*MATERIAL PROVIDED:*
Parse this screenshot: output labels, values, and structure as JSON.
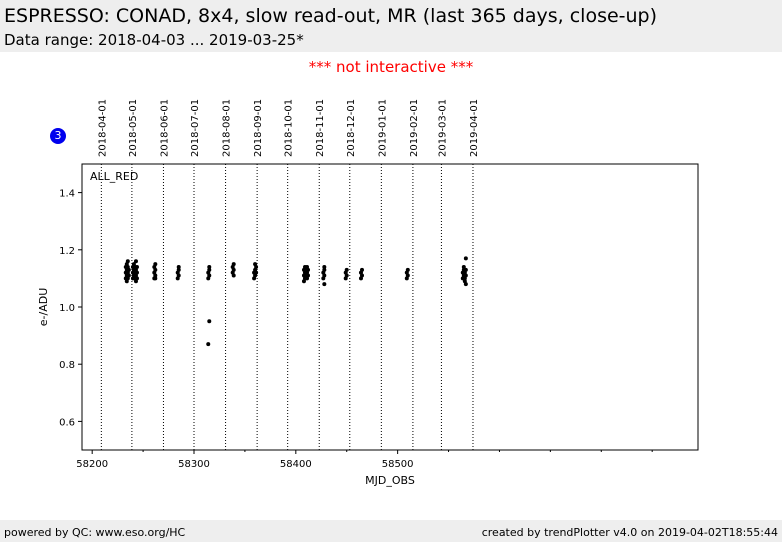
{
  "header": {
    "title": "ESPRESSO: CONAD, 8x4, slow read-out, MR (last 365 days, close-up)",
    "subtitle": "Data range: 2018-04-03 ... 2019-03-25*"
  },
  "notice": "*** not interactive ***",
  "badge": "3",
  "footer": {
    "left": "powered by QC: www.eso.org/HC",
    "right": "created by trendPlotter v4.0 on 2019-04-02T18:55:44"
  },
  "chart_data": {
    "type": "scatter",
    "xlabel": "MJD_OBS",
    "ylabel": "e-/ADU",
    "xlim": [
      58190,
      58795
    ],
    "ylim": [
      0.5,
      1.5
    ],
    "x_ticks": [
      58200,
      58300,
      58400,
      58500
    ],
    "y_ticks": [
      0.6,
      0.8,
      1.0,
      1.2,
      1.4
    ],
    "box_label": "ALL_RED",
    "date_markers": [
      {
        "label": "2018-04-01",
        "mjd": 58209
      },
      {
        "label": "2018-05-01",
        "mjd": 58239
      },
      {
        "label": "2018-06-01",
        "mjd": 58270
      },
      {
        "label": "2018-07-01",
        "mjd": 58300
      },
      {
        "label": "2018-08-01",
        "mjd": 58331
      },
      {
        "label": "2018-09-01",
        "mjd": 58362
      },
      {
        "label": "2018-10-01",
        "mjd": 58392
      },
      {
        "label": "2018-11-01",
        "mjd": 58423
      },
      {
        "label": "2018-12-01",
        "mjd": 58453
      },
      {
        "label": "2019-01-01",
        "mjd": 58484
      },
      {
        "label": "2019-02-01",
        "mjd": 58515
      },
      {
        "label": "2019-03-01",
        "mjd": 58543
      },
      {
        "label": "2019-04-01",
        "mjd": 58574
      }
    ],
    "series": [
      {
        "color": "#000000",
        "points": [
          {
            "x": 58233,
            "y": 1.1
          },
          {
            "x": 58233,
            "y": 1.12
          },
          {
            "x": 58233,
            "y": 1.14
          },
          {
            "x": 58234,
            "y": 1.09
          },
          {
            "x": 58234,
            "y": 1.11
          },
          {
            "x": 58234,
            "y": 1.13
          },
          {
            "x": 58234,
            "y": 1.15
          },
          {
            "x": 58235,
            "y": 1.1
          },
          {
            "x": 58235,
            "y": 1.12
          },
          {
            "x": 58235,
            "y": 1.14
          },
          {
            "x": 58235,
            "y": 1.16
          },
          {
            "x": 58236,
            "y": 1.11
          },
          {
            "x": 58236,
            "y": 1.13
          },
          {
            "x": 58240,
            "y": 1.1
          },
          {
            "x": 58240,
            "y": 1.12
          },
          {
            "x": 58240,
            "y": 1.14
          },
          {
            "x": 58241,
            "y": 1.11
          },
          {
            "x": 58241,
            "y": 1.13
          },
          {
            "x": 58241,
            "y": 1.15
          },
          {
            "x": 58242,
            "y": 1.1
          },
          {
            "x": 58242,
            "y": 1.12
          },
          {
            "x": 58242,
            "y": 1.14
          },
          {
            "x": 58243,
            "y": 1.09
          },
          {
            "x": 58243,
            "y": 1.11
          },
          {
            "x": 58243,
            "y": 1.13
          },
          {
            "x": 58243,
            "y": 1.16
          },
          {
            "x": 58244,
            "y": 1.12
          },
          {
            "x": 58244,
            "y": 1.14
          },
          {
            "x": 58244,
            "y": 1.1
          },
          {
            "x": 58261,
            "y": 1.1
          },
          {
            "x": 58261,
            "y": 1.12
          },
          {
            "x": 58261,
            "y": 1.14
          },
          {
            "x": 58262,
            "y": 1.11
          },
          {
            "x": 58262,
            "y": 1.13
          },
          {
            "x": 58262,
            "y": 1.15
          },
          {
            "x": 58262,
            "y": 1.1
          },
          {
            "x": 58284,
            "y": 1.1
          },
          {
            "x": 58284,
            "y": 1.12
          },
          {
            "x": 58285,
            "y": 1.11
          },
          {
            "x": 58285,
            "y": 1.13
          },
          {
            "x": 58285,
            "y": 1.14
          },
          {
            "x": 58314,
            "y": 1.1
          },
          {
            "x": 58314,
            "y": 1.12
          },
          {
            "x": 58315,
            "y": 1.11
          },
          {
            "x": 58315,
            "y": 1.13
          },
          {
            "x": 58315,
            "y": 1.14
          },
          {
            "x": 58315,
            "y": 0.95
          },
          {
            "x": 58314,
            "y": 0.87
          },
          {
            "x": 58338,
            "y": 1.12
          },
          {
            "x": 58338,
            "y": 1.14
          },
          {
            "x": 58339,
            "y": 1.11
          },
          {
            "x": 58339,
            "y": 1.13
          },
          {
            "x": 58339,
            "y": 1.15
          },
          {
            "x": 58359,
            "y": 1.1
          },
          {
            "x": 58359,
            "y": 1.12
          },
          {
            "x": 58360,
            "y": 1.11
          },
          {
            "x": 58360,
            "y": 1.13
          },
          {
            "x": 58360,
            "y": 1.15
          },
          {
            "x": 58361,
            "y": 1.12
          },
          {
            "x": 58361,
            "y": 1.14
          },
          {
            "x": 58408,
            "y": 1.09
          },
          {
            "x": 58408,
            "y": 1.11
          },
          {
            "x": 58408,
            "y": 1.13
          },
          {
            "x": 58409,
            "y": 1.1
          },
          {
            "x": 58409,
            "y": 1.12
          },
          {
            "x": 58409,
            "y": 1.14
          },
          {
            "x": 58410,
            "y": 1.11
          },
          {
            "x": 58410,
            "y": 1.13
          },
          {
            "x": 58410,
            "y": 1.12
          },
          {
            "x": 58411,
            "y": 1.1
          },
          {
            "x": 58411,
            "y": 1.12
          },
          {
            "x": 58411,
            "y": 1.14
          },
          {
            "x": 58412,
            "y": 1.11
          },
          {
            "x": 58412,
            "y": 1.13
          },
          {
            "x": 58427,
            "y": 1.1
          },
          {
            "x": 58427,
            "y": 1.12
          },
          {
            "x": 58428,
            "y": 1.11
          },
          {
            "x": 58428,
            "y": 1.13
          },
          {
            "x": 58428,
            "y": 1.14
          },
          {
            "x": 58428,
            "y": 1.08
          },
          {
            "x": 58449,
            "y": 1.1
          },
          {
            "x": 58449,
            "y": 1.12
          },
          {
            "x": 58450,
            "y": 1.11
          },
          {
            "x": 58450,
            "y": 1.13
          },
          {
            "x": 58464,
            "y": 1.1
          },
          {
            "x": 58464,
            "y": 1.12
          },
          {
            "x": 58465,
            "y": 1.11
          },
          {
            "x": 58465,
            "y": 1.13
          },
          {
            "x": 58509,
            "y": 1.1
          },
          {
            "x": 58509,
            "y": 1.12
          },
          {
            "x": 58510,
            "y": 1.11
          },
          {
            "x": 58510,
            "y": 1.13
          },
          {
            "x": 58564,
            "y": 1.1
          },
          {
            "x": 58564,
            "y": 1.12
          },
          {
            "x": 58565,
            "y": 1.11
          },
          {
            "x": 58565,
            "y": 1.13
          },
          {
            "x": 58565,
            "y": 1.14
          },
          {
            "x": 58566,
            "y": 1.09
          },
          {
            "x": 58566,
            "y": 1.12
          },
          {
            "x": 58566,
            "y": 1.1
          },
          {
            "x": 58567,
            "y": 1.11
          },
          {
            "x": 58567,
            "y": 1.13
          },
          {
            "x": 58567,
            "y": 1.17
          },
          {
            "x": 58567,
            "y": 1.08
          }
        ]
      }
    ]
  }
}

*WHAT IS EXPECTED:* Write every record out again exactly; no pictures belong in the copy.

*REPLY:*
Parse this screenshot: output labels, values, and structure as JSON.
{
  "header": {
    "title": "ESPRESSO: CONAD, 8x4, slow read-out, MR (last 365 days, close-up)",
    "subtitle": "Data range: 2018-04-03 ... 2019-03-25*"
  },
  "notice": "*** not interactive ***",
  "badge": "3",
  "footer": {
    "left": "powered by QC: www.eso.org/HC",
    "right": "created by trendPlotter v4.0 on 2019-04-02T18:55:44"
  },
  "chart_data": {
    "type": "scatter",
    "xlabel": "MJD_OBS",
    "ylabel": "e-/ADU",
    "xlim": [
      58190,
      58795
    ],
    "ylim": [
      0.5,
      1.5
    ],
    "x_ticks": [
      58200,
      58300,
      58400,
      58500
    ],
    "y_ticks": [
      0.6,
      0.8,
      1.0,
      1.2,
      1.4
    ],
    "box_label": "ALL_RED",
    "date_markers": [
      {
        "label": "2018-04-01",
        "mjd": 58209
      },
      {
        "label": "2018-05-01",
        "mjd": 58239
      },
      {
        "label": "2018-06-01",
        "mjd": 58270
      },
      {
        "label": "2018-07-01",
        "mjd": 58300
      },
      {
        "label": "2018-08-01",
        "mjd": 58331
      },
      {
        "label": "2018-09-01",
        "mjd": 58362
      },
      {
        "label": "2018-10-01",
        "mjd": 58392
      },
      {
        "label": "2018-11-01",
        "mjd": 58423
      },
      {
        "label": "2018-12-01",
        "mjd": 58453
      },
      {
        "label": "2019-01-01",
        "mjd": 58484
      },
      {
        "label": "2019-02-01",
        "mjd": 58515
      },
      {
        "label": "2019-03-01",
        "mjd": 58543
      },
      {
        "label": "2019-04-01",
        "mjd": 58574
      }
    ],
    "series": [
      {
        "color": "#000000",
        "points": [
          {
            "x": 58233,
            "y": 1.1
          },
          {
            "x": 58233,
            "y": 1.12
          },
          {
            "x": 58233,
            "y": 1.14
          },
          {
            "x": 58234,
            "y": 1.09
          },
          {
            "x": 58234,
            "y": 1.11
          },
          {
            "x": 58234,
            "y": 1.13
          },
          {
            "x": 58234,
            "y": 1.15
          },
          {
            "x": 58235,
            "y": 1.1
          },
          {
            "x": 58235,
            "y": 1.12
          },
          {
            "x": 58235,
            "y": 1.14
          },
          {
            "x": 58235,
            "y": 1.16
          },
          {
            "x": 58236,
            "y": 1.11
          },
          {
            "x": 58236,
            "y": 1.13
          },
          {
            "x": 58240,
            "y": 1.1
          },
          {
            "x": 58240,
            "y": 1.12
          },
          {
            "x": 58240,
            "y": 1.14
          },
          {
            "x": 58241,
            "y": 1.11
          },
          {
            "x": 58241,
            "y": 1.13
          },
          {
            "x": 58241,
            "y": 1.15
          },
          {
            "x": 58242,
            "y": 1.1
          },
          {
            "x": 58242,
            "y": 1.12
          },
          {
            "x": 58242,
            "y": 1.14
          },
          {
            "x": 58243,
            "y": 1.09
          },
          {
            "x": 58243,
            "y": 1.11
          },
          {
            "x": 58243,
            "y": 1.13
          },
          {
            "x": 58243,
            "y": 1.16
          },
          {
            "x": 58244,
            "y": 1.12
          },
          {
            "x": 58244,
            "y": 1.14
          },
          {
            "x": 58244,
            "y": 1.1
          },
          {
            "x": 58261,
            "y": 1.1
          },
          {
            "x": 58261,
            "y": 1.12
          },
          {
            "x": 58261,
            "y": 1.14
          },
          {
            "x": 58262,
            "y": 1.11
          },
          {
            "x": 58262,
            "y": 1.13
          },
          {
            "x": 58262,
            "y": 1.15
          },
          {
            "x": 58262,
            "y": 1.1
          },
          {
            "x": 58284,
            "y": 1.1
          },
          {
            "x": 58284,
            "y": 1.12
          },
          {
            "x": 58285,
            "y": 1.11
          },
          {
            "x": 58285,
            "y": 1.13
          },
          {
            "x": 58285,
            "y": 1.14
          },
          {
            "x": 58314,
            "y": 1.1
          },
          {
            "x": 58314,
            "y": 1.12
          },
          {
            "x": 58315,
            "y": 1.11
          },
          {
            "x": 58315,
            "y": 1.13
          },
          {
            "x": 58315,
            "y": 1.14
          },
          {
            "x": 58315,
            "y": 0.95
          },
          {
            "x": 58314,
            "y": 0.87
          },
          {
            "x": 58338,
            "y": 1.12
          },
          {
            "x": 58338,
            "y": 1.14
          },
          {
            "x": 58339,
            "y": 1.11
          },
          {
            "x": 58339,
            "y": 1.13
          },
          {
            "x": 58339,
            "y": 1.15
          },
          {
            "x": 58359,
            "y": 1.1
          },
          {
            "x": 58359,
            "y": 1.12
          },
          {
            "x": 58360,
            "y": 1.11
          },
          {
            "x": 58360,
            "y": 1.13
          },
          {
            "x": 58360,
            "y": 1.15
          },
          {
            "x": 58361,
            "y": 1.12
          },
          {
            "x": 58361,
            "y": 1.14
          },
          {
            "x": 58408,
            "y": 1.09
          },
          {
            "x": 58408,
            "y": 1.11
          },
          {
            "x": 58408,
            "y": 1.13
          },
          {
            "x": 58409,
            "y": 1.1
          },
          {
            "x": 58409,
            "y": 1.12
          },
          {
            "x": 58409,
            "y": 1.14
          },
          {
            "x": 58410,
            "y": 1.11
          },
          {
            "x": 58410,
            "y": 1.13
          },
          {
            "x": 58410,
            "y": 1.12
          },
          {
            "x": 58411,
            "y": 1.1
          },
          {
            "x": 58411,
            "y": 1.12
          },
          {
            "x": 58411,
            "y": 1.14
          },
          {
            "x": 58412,
            "y": 1.11
          },
          {
            "x": 58412,
            "y": 1.13
          },
          {
            "x": 58427,
            "y": 1.1
          },
          {
            "x": 58427,
            "y": 1.12
          },
          {
            "x": 58428,
            "y": 1.11
          },
          {
            "x": 58428,
            "y": 1.13
          },
          {
            "x": 58428,
            "y": 1.14
          },
          {
            "x": 58428,
            "y": 1.08
          },
          {
            "x": 58449,
            "y": 1.1
          },
          {
            "x": 58449,
            "y": 1.12
          },
          {
            "x": 58450,
            "y": 1.11
          },
          {
            "x": 58450,
            "y": 1.13
          },
          {
            "x": 58464,
            "y": 1.1
          },
          {
            "x": 58464,
            "y": 1.12
          },
          {
            "x": 58465,
            "y": 1.11
          },
          {
            "x": 58465,
            "y": 1.13
          },
          {
            "x": 58509,
            "y": 1.1
          },
          {
            "x": 58509,
            "y": 1.12
          },
          {
            "x": 58510,
            "y": 1.11
          },
          {
            "x": 58510,
            "y": 1.13
          },
          {
            "x": 58564,
            "y": 1.1
          },
          {
            "x": 58564,
            "y": 1.12
          },
          {
            "x": 58565,
            "y": 1.11
          },
          {
            "x": 58565,
            "y": 1.13
          },
          {
            "x": 58565,
            "y": 1.14
          },
          {
            "x": 58566,
            "y": 1.09
          },
          {
            "x": 58566,
            "y": 1.12
          },
          {
            "x": 58566,
            "y": 1.1
          },
          {
            "x": 58567,
            "y": 1.11
          },
          {
            "x": 58567,
            "y": 1.13
          },
          {
            "x": 58567,
            "y": 1.17
          },
          {
            "x": 58567,
            "y": 1.08
          }
        ]
      }
    ]
  }
}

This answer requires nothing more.